Challenge: Find the word "多媒体显示" in the data. Return every line where it appears.
— start —
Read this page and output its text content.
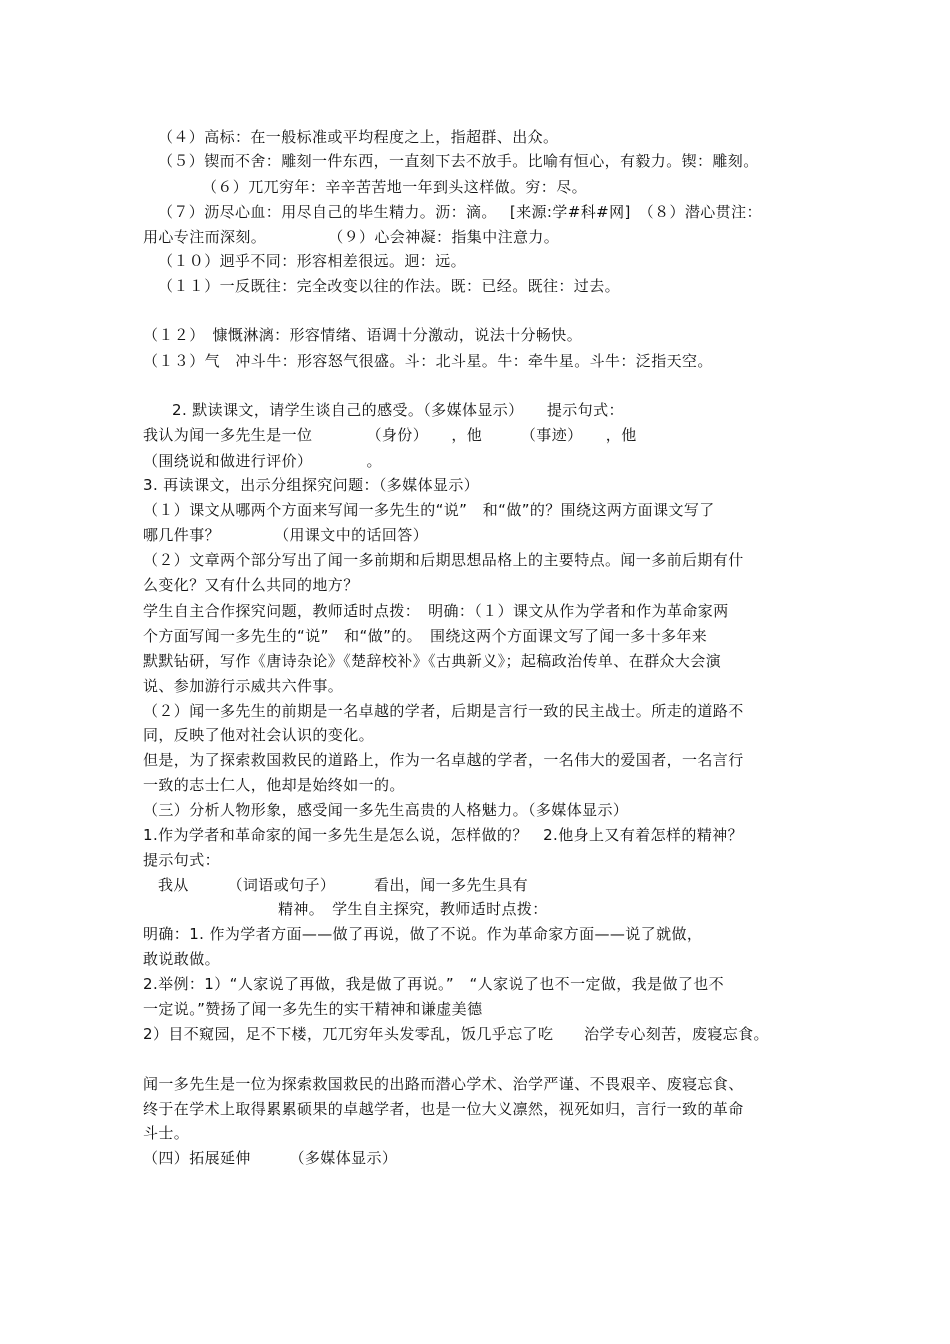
（４）高标：在一般标准或平均程度之上，指超群、出众。
（５）锲而不舍：雕刻一件东西，一直刻下去不放手。比喻有恒心，有毅力。锲：雕刻。
（６）兀兀穷年：辛辛苦苦地一年到头这样做。穷：尽。
（７）沥尽心血：用尽自己的毕生精力。沥：滴。　 [来源:学#科#网]　（８）潜心贯注：
用心专注而深刻。　　　　　（９）心会神凝：指集中注意力。
（１０）迥乎不同：形容相差很远。迥：远。
（１１）一反既往：完全改变以往的作法。既：已经。既往：过去。
（１２）　慷慨淋漓：形容情绪、语调十分激动，说法十分畅快。
（１３）气　冲斗牛：形容怒气很盛。斗：北斗星。牛：牵牛星。斗牛：泛指天空。
2. 默读课文，请学生谈自己的感受。（多媒体显示）　　提示句式：
我认为闻一多先生是一位　　　　（身份）　　，他　　　（事迹）　　，他
（围绕说和做进行评价）　　　　。
3. 再读课文，出示分组探究问题：（多媒体显示）
（１）课文从哪两个方面来写闻一多先生的“说”　和“做”的？围绕这两方面课文写了
哪几件事？　　　　（用课文中的话回答）
（２）文章两个部分写出了闻一多前期和后期思想品格上的主要特点。闻一多前后期有什
么变化？又有什么共同的地方？
学生自主合作探究问题，教师适时点拨：　明确：（１）课文从作为学者和作为革命家两
个方面写闻一多先生的“说”　和“做”的。　围绕这两个方面课文写了闻一多十多年来
默默钻研，写作《唐诗杂论》《楚辞校补》《古典新义》；起稿政治传单、在群众大会演
说、参加游行示威共六件事。
（２）闻一多先生的前期是一名卓越的学者，后期是言行一致的民主战士。所走的道路不
同，反映了他对社会认识的变化。
但是，为了探索救国救民的道路上，作为一名卓越的学者，一名伟大的爱国者，一名言行
一致的志士仁人，他却是始终如一的。
（三）分析人物形象，感受闻一多先生高贵的人格魅力。（多媒体显示）
1.作为学者和革命家的闻一多先生是怎么说，怎样做的？　2.他身上又有着怎样的精神？
提示句式：
我从　　　（词语或句子）　　　看出，闻一多先生具有
精神。　学生自主探究，教师适时点拨：
明确：1. 作为学者方面——做了再说，做了不说。作为革命家方面——说了就做，
敢说敢做。
2.举例：1）“人家说了再做，我是做了再说。”　“人家说了也不一定做，我是做了也不
一定说。”赞扬了闻一多先生的实干精神和谦虚美德
2）目不窥园，足不下楼，兀兀穷年头发零乱，饭几乎忘了吃　　治学专心刻苦，废寝忘食。
闻一多先生是一位为探索救国救民的出路而潜心学术、治学严谨、不畏艰辛、废寝忘食、
终于在学术上取得累累硕果的卓越学者，也是一位大义凛然，视死如归，言行一致的革命
斗士。
（四）拓展延伸　　　（多媒体显示）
— end —
Task solution:
2. 默读课文，请学生谈自己的感受。（多媒体显示）　　提示句式：
3. 再读课文，出示分组探究问题：（多媒体显示）
（三）分析人物形象，感受闻一多先生高贵的人格魅力。（多媒体显示）
（四）拓展延伸　　　（多媒体显示）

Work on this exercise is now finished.